* [Stated exercise]: Copy out the material below line for line, without the pictures.

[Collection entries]
——

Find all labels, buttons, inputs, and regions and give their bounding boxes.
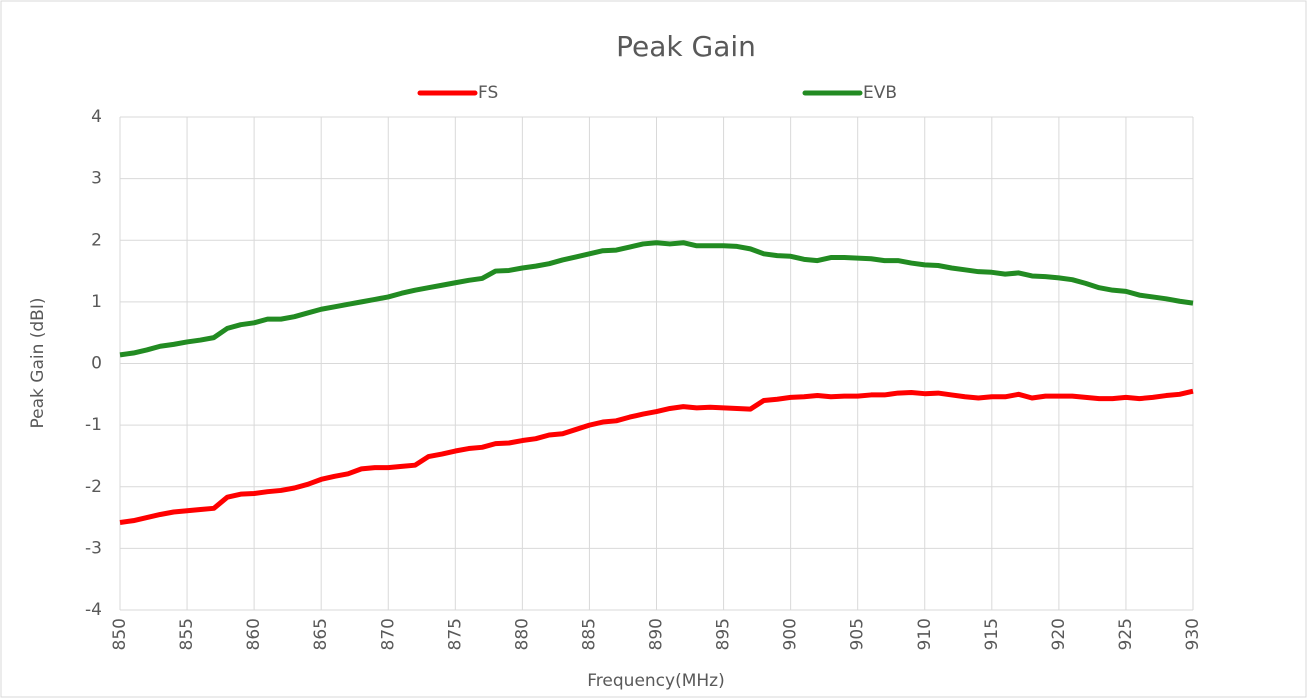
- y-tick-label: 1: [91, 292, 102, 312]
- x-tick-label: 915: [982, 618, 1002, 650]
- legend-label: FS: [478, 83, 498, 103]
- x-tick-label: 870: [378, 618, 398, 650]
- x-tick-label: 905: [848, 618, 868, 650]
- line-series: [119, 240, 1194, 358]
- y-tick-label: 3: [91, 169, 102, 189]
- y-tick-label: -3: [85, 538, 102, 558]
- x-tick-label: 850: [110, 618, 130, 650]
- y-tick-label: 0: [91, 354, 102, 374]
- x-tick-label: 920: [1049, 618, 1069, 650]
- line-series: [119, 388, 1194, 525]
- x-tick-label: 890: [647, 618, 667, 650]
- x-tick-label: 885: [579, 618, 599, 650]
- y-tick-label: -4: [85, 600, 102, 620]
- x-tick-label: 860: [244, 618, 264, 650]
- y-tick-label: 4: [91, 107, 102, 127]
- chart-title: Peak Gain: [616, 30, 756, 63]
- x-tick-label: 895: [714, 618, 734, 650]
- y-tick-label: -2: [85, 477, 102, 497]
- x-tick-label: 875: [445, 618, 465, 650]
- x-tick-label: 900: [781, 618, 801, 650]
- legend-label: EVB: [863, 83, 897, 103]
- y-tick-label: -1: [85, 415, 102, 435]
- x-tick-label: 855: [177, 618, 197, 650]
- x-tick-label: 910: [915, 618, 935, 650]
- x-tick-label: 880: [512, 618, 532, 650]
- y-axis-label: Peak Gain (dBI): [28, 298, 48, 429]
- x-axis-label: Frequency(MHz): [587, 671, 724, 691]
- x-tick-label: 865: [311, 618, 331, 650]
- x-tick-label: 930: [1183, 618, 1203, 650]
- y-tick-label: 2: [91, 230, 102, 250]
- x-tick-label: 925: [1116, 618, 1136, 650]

——

* [Solution for this problem]:
Find all labels, buttons, inputs, and regions and give their bounding boxes.
- y-tick-label: 1: [91, 292, 102, 312]
- x-tick-label: 915: [982, 618, 1002, 650]
- legend-label: FS: [478, 83, 498, 103]
- x-tick-label: 870: [378, 618, 398, 650]
- x-tick-label: 905: [848, 618, 868, 650]
- line-series: [119, 240, 1194, 358]
- y-tick-label: 3: [91, 169, 102, 189]
- y-tick-label: -3: [85, 538, 102, 558]
- x-tick-label: 850: [110, 618, 130, 650]
- y-tick-label: 0: [91, 354, 102, 374]
- x-tick-label: 920: [1049, 618, 1069, 650]
- line-series: [119, 388, 1194, 525]
- x-tick-label: 890: [647, 618, 667, 650]
- x-tick-label: 885: [579, 618, 599, 650]
- y-tick-label: -4: [85, 600, 102, 620]
- x-tick-label: 860: [244, 618, 264, 650]
- y-tick-label: 4: [91, 107, 102, 127]
- chart-title: Peak Gain: [616, 30, 756, 63]
- x-tick-label: 895: [714, 618, 734, 650]
- y-tick-label: -2: [85, 477, 102, 497]
- x-tick-label: 875: [445, 618, 465, 650]
- x-tick-label: 900: [781, 618, 801, 650]
- legend-label: EVB: [863, 83, 897, 103]
- y-tick-label: -1: [85, 415, 102, 435]
- x-tick-label: 855: [177, 618, 197, 650]
- x-tick-label: 910: [915, 618, 935, 650]
- x-tick-label: 880: [512, 618, 532, 650]
- y-axis-label: Peak Gain (dBI): [28, 298, 48, 429]
- x-axis-label: Frequency(MHz): [587, 671, 724, 691]
- x-tick-label: 865: [311, 618, 331, 650]
- x-tick-label: 930: [1183, 618, 1203, 650]
- y-tick-label: 2: [91, 230, 102, 250]
- x-tick-label: 925: [1116, 618, 1136, 650]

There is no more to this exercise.